## Exercice A:
Quelles années différentes sont mentionnées dans le texte sur le Liban-Nord ? Donnez-les dans l'ordre de leur première apparition.

## Texte fourni:
++++++

Entre 1975 et 2012, cherchez les différences...

En dépit du calme (précaire) retrouvé à Tripoli et du soudain regain de dynamisme du gouvernement, certains milieux politiques au Liban-Nord ne se sentent pas encore rassurés. Pour eux, la situation reste extrêmement complexe et elle ressemble de plus en plus à celle qui prévalait en 1975, au début de la guerre libanaise. Un notable de Tripoli explique ainsi qu’il a de plus en plus le sentiment de vivre une réédition de la période de 1975. À cette époque, la cause palestinienne divisait les Libanais en deux camps : d’une part, ceux qui considéraient les Palestiniens comme une force de soutien pour leurs revendications et, d’autre part, ceux qui, au contraire, les voyaient comme un facteur de déstabilisation parce qu’ils avaient pour objectif de construire un État à l’intérieur de l’État. C’est ainsi que la guerre civile a commencé et s’est prolongée sous diverses formes jusqu’en 1990, alors que les institutions de l’État avaient perdu toute crédibilité et étaient quasiment paralysées.


Aujourd’hui, selon ce notable, le même scénario est en train de se répéter, mais les Syriens ont remplacé les Palestiniens. La crise syrienne divise ainsi les Libanais en deux camps : d’une part, ceux qui appuient l’opposition et voient dans sa victoire une amélioration de leur position interne et, d’autre part, ceux qui appuient le régime et voient en sa victoire un renforcement de leur pouvoir interne. Face à cette division de plus en plus perceptible, notamment au Nord, les institutions de l’État sont en train de perdre leur prestige et leur autorité, avec notamment les campagnes contre l’armée et la confessionnalisation des services de sécurité, sans parler de la quasi-paralysie de la justice. Ce notable ne cache donc pas sa crainte d’une nouvelle déstabilisation au Nord d’abord puis dans tout le pays, en se basant sur le fait que les ingrédients sont là, notamment l’exacerbation des sensibilités confessionnelles. Selon lui, même en 1975, ce sont des minorités dans chaque camp qui ont fait la guerre et la population a subi les événements, parfois avec une certaine sympathie et parfois malgré elle.

++++++

## Exercice B:
Recopiez les lignes ci-dessous en commençant par la première et en terminant par celle qui contient « clause-line: Chov domácího », en remplaçant « převodem na účet » par « bankovním převodem » sans rien modifier d'autre. Ne donnez que ces lignes.

++++++

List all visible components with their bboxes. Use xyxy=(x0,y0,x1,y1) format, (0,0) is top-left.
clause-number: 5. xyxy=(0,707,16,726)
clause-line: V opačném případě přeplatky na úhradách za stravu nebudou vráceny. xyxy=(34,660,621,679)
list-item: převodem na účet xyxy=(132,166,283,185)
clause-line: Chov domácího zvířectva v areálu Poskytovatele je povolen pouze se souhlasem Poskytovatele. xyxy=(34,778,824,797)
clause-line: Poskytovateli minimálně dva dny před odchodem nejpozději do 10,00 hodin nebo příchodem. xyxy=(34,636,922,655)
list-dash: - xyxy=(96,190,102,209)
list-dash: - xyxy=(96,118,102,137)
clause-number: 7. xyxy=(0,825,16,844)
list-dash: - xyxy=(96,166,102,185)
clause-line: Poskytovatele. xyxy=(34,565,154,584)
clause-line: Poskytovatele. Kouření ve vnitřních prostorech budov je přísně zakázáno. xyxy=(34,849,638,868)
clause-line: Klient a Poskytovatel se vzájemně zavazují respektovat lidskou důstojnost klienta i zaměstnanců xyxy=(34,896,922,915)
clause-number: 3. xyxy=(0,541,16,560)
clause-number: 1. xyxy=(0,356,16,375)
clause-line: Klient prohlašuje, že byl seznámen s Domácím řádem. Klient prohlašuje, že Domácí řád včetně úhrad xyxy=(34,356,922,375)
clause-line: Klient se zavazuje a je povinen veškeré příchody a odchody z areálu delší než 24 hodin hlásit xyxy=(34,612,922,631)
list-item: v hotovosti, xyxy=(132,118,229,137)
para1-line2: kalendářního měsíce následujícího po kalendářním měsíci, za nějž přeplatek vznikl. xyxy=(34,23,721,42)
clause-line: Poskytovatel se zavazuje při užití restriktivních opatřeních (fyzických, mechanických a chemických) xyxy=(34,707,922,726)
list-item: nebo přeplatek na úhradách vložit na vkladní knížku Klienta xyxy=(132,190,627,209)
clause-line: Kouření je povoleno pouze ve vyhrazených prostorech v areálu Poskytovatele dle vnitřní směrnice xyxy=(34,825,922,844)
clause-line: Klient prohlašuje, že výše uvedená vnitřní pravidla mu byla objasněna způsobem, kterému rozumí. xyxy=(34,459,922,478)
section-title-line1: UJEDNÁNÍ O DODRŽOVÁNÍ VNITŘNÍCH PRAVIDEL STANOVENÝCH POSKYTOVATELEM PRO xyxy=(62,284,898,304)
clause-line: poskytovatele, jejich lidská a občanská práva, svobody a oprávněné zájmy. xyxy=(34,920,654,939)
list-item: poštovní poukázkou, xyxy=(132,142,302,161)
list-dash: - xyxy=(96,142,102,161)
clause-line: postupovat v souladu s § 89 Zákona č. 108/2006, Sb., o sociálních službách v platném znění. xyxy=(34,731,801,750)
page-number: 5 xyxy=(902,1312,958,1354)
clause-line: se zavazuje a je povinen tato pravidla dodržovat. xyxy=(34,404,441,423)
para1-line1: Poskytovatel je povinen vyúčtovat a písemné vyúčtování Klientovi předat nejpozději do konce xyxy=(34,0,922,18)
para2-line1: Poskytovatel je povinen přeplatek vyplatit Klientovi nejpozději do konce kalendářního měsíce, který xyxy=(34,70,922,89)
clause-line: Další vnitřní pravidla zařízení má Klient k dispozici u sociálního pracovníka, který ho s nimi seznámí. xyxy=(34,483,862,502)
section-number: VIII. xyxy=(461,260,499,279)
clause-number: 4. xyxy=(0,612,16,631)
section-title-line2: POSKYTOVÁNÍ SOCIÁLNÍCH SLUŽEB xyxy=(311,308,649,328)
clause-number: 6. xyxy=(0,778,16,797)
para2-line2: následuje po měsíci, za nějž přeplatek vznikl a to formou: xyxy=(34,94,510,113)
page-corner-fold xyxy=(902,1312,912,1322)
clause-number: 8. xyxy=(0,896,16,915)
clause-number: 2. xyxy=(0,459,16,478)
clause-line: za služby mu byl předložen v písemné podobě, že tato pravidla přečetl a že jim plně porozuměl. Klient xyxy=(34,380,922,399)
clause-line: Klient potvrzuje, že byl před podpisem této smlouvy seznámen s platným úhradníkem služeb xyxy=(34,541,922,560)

++++++

## Corrigé A:
1975, 2012, 1990

## Corrigé B:
List all visible components with their bboxes. Use xyxy=(x0,y0,x1,y1) format, (0,0) is top-left.
clause-number: 5. xyxy=(0,707,16,726)
clause-line: V opačném případě přeplatky na úhradách za stravu nebudou vráceny. xyxy=(34,660,621,679)
list-item: bankovním převodem xyxy=(132,166,283,185)
clause-line: Chov domácího zvířectva v areálu Poskytovatele je povolen pouze se souhlasem Poskytovatele. xyxy=(34,778,824,797)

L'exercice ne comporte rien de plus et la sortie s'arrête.